TASK DIRECTIONS =
All entries are to be quoted exactly; the images stay out of the copy.

>> Start

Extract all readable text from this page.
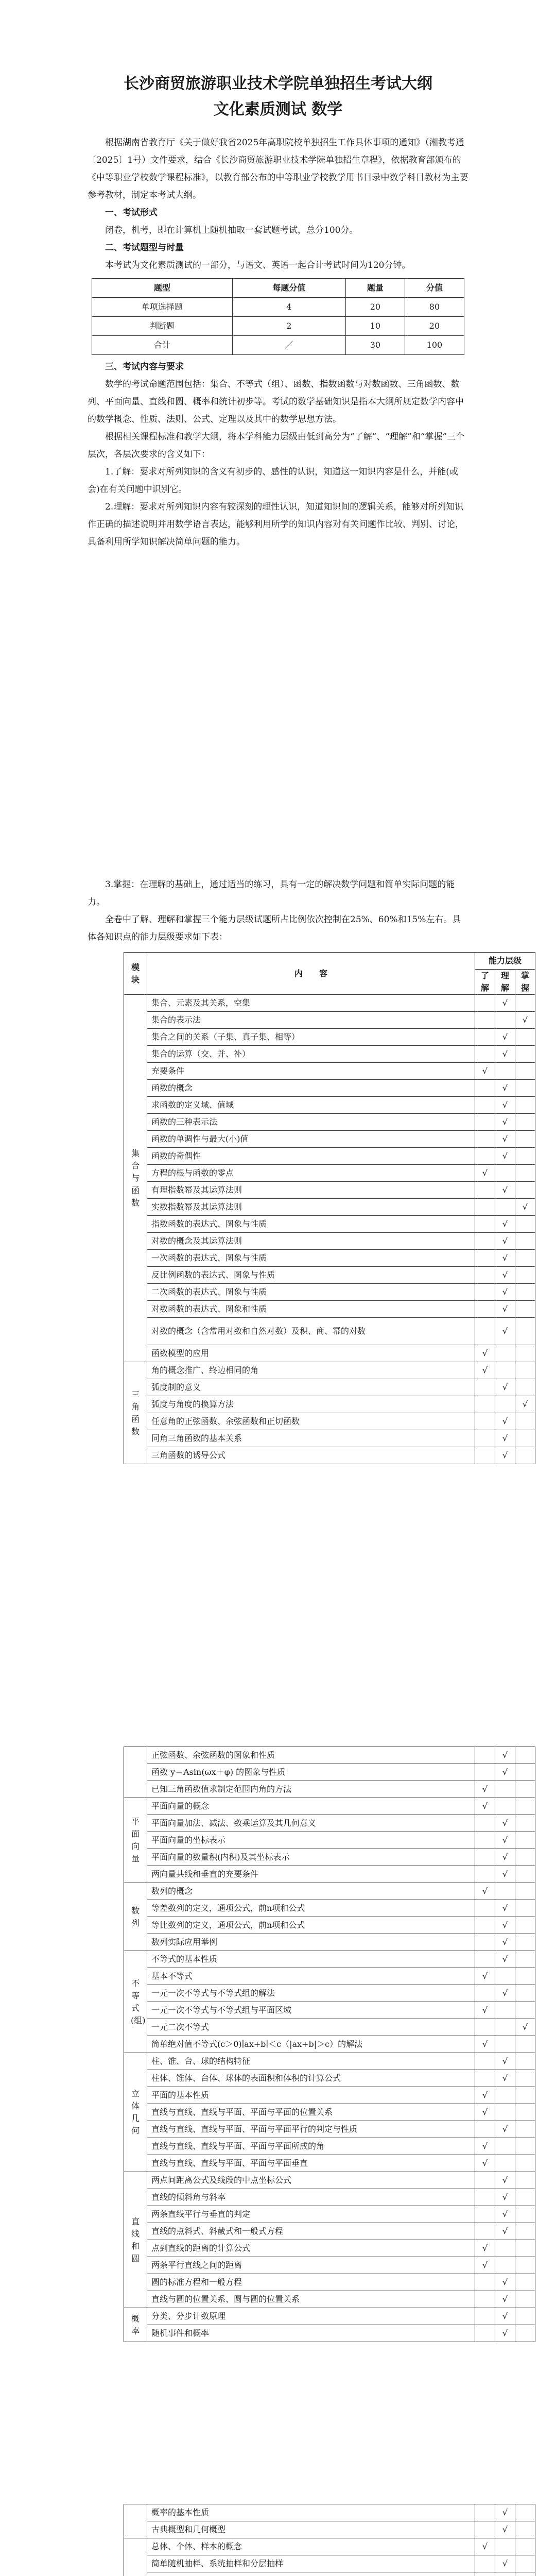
长沙商贸旅游职业技术学院单独招生考试大纲
文化素质测试 数学

根据湖南省教育厅《关于做好我省2025年高职院校单独招生工作具体事项的通知》（湘教考通〔2025〕1号）文件要求，结合《长沙商贸旅游职业技术学院单独招生章程》，依据教育部颁布的《中等职业学校数学课程标准》，以教育部公布的中等职业学校教学用书目录中数学科目教材为主要参考教材，制定本考试大纲。

一、考试形式

闭卷，机考，即在计算机上随机抽取一套试题考试，总分100分。

二、考试题型与时量

本考试为文化素质测试的一部分，与语文、英语一起合计考试时间为120分钟。

题型	每题分值	题量	分值
单项选择题	4	20	80
判断题	2	10	20
合计	／	30	100

三、考试内容与要求

数学的考试命题范围包括：集合、不等式（组）、函数、指数函数与对数函数、三角函数、数列、平面向量、直线和圆、概率和统计初步等。考试的数学基础知识是指本大纲所规定数学内容中的数学概念、性质、法则、公式、定理以及其中的数学思想方法。

根据相关课程标准和教学大纲，将本学科能力层级由低到高分为“了解”、“理解”和“掌握”三个层次，各层次要求的含义如下：

1.了解：要求对所列知识的含义有初步的、感性的认识，知道这一知识内容是什么，并能(或会)在有关问题中识别它。

2.理解：要求对所列知识内容有较深刻的理性认识，知道知识间的逻辑关系，能够对所列知识作正确的描述说明并用数学语言表达，能够利用所学的知识内容对有关问题作比较、判别、讨论，具备利用所学知识解决简单问题的能力。

3.掌握：在理解的基础上，通过适当的练习，具有一定的解决数学问题和简单实际问题的能力。

全卷中了解、理解和掌握三个能力层级试题所占比例依次控制在25%、60%和15%左右。具体各知识点的能力层级要求如下表：

模块	内　　容	能力层级		
		了解	理解	掌握
集合与函数	集合、元素及其关系，空集		√	
	集合的表示法			√
	集合之间的关系（子集、真子集、相等）		√	
	集合的运算（交、并、补）		√	
	充要条件	√		
	函数的概念		√	
	求函数的定义域、值域		√	
	函数的三种表示法		√	
	函数的单调性与最大(小)值		√	
	函数的奇偶性		√	
	方程的根与函数的零点	√		
	有理指数幂及其运算法则		√	
	实数指数幂及其运算法则			√
	指数函数的表达式、图象与性质		√	
	对数的概念及其运算法则		√	
	一次函数的表达式、图象与性质		√	
	反比例函数的表达式、图象与性质		√	
	二次函数的表达式、图象与性质		√	
	对数函数的表达式、图象和性质		√	
	对数的概念（含常用对数和自然对数）及积、商、幂的对数		√	
	函数模型的应用	√		
三角函数	角的概念推广、终边相同的角	√		
	弧度制的意义		√	
	弧度与角度的换算方法			√
	任意角的正弦函数、余弦函数和正切函数		√	
	同角三角函数的基本关系		√	
	三角函数的诱导公式		√	
	正弦函数、余弦函数的图象和性质		√	
	函数 y＝Asin(ωx＋φ) 的图象与性质		√	
	已知三角函数值求制定范围内角的方法	√		
平面向量	平面向量的概念	√		
	平面向量加法、减法、数乘运算及其几何意义		√	
	平面向量的坐标表示		√	
	平面向量的数量积(内积)及其坐标表示		√	
	两向量共线和垂直的充要条件		√	
数列	数列的概念	√		
	等差数列的定义，通项公式，前n项和公式		√	
	等比数列的定义，通项公式，前n项和公式		√	
	数列实际应用举例		√	
不等式(组)	不等式的基本性质		√	
	基本不等式	√		
	一元一次不等式与不等式组的解法		√	
	一元一次不等式与不等式组与平面区域	√		
	一元二次不等式			√
	简单绝对值不等式(c＞0)∣ax+b∣＜c（|ax+b|＞c）的解法	√		
立体几何	柱、锥、台、球的结构特征		√	
	柱体、锥体、台体、球体的表面积和体积的计算公式		√	
	平面的基本性质	√		
	直线与直线、直线与平面、平面与平面的位置关系	√		
	直线与直线、直线与平面、平面与平面平行的判定与性质		√	
	直线与直线、直线与平面、平面与平面所成的角	√		
	直线与直线、直线与平面、平面与平面垂直	√		
直线和圆	两点间距离公式及线段的中点坐标公式		√	
	直线的倾斜角与斜率		√	
	两条直线平行与垂直的判定		√	
	直线的点斜式、斜截式和一般式方程		√	
	点到直线的距离的计算公式	√		
	两条平行直线之间的距离	√		
	圆的标准方程和一般方程		√	
	直线与圆的位置关系、圆与圆的位置关系		√	
概率	分类、分步计数原理		√	
	随机事件和概率		√	
	概率的基本性质		√	
	古典概型和几何概型		√	
	总体、个体、样本的概念	√		
	简单随机抽样、系统抽样和分层抽样		√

>> End

CORRECT OUTPUT =
Extract all readable text from this page.
长沙商贸旅游职业技术学院单独招生考试大纲
文化素质测试 数学

根据湖南省教育厅《关于做好我省2025年高职院校单独招生工作具体事项的通知》（湘教考通〔2025〕1号）文件要求，结合《长沙商贸旅游职业技术学院单独招生章程》，依据教育部颁布的《中等职业学校数学课程标准》，以教育部公布的中等职业学校教学用书目录中数学科目教材为主要参考教材，制定本考试大纲。

一、考试形式

闭卷，机考，即在计算机上随机抽取一套试题考试，总分100分。

二、考试题型与时量

本考试为文化素质测试的一部分，与语文、英语一起合计考试时间为120分钟。

题型	每题分值	题量	分值
单项选择题	4	20	80
判断题	2	10	20
合计	／	30	100

三、考试内容与要求

数学的考试命题范围包括：集合、不等式（组）、函数、指数函数与对数函数、三角函数、数列、平面向量、直线和圆、概率和统计初步等。考试的数学基础知识是指本大纲所规定数学内容中的数学概念、性质、法则、公式、定理以及其中的数学思想方法。

根据相关课程标准和教学大纲，将本学科能力层级由低到高分为“了解”、“理解”和“掌握”三个层次，各层次要求的含义如下：

1.了解：要求对所列知识的含义有初步的、感性的认识，知道这一知识内容是什么，并能(或会)在有关问题中识别它。

2.理解：要求对所列知识内容有较深刻的理性认识，知道知识间的逻辑关系，能够对所列知识作正确的描述说明并用数学语言表达，能够利用所学的知识内容对有关问题作比较、判别、讨论，具备利用所学知识解决简单问题的能力。

3.掌握：在理解的基础上，通过适当的练习，具有一定的解决数学问题和简单实际问题的能力。

全卷中了解、理解和掌握三个能力层级试题所占比例依次控制在25%、60%和15%左右。具体各知识点的能力层级要求如下表：

模块	内　　容	能力层级		
		了解	理解	掌握
集合与函数	集合、元素及其关系，空集		√	
	集合的表示法			√
	集合之间的关系（子集、真子集、相等）		√	
	集合的运算（交、并、补）		√	
	充要条件	√		
	函数的概念		√	
	求函数的定义域、值域		√	
	函数的三种表示法		√	
	函数的单调性与最大(小)值		√	
	函数的奇偶性		√	
	方程的根与函数的零点	√		
	有理指数幂及其运算法则		√	
	实数指数幂及其运算法则			√
	指数函数的表达式、图象与性质		√	
	对数的概念及其运算法则		√	
	一次函数的表达式、图象与性质		√	
	反比例函数的表达式、图象与性质		√	
	二次函数的表达式、图象与性质		√	
	对数函数的表达式、图象和性质		√	
	对数的概念（含常用对数和自然对数）及积、商、幂的对数		√	
	函数模型的应用	√		
三角函数	角的概念推广、终边相同的角	√		
	弧度制的意义		√	
	弧度与角度的换算方法			√
	任意角的正弦函数、余弦函数和正切函数		√	
	同角三角函数的基本关系		√	
	三角函数的诱导公式		√	
	正弦函数、余弦函数的图象和性质		√	
	函数 y＝Asin(ωx＋φ) 的图象与性质		√	
	已知三角函数值求制定范围内角的方法	√		
平面向量	平面向量的概念	√		
	平面向量加法、减法、数乘运算及其几何意义		√	
	平面向量的坐标表示		√	
	平面向量的数量积(内积)及其坐标表示		√	
	两向量共线和垂直的充要条件		√	
数列	数列的概念	√		
	等差数列的定义，通项公式，前n项和公式		√	
	等比数列的定义，通项公式，前n项和公式		√	
	数列实际应用举例		√	
不等式(组)	不等式的基本性质		√	
	基本不等式	√		
	一元一次不等式与不等式组的解法		√	
	一元一次不等式与不等式组与平面区域	√		
	一元二次不等式			√
	简单绝对值不等式(c＞0)∣ax+b∣＜c（|ax+b|＞c）的解法	√		
立体几何	柱、锥、台、球的结构特征		√	
	柱体、锥体、台体、球体的表面积和体积的计算公式		√	
	平面的基本性质	√		
	直线与直线、直线与平面、平面与平面的位置关系	√		
	直线与直线、直线与平面、平面与平面平行的判定与性质		√	
	直线与直线、直线与平面、平面与平面所成的角	√		
	直线与直线、直线与平面、平面与平面垂直	√		
直线和圆	两点间距离公式及线段的中点坐标公式		√	
	直线的倾斜角与斜率		√	
	两条直线平行与垂直的判定		√	
	直线的点斜式、斜截式和一般式方程		√	
	点到直线的距离的计算公式	√		
	两条平行直线之间的距离	√		
	圆的标准方程和一般方程		√	
	直线与圆的位置关系、圆与圆的位置关系		√	
概率	分类、分步计数原理		√	
	随机事件和概率		√	
	概率的基本性质		√	
	古典概型和几何概型		√	
	总体、个体、样本的概念	√		
	简单随机抽样、系统抽样和分层抽样		√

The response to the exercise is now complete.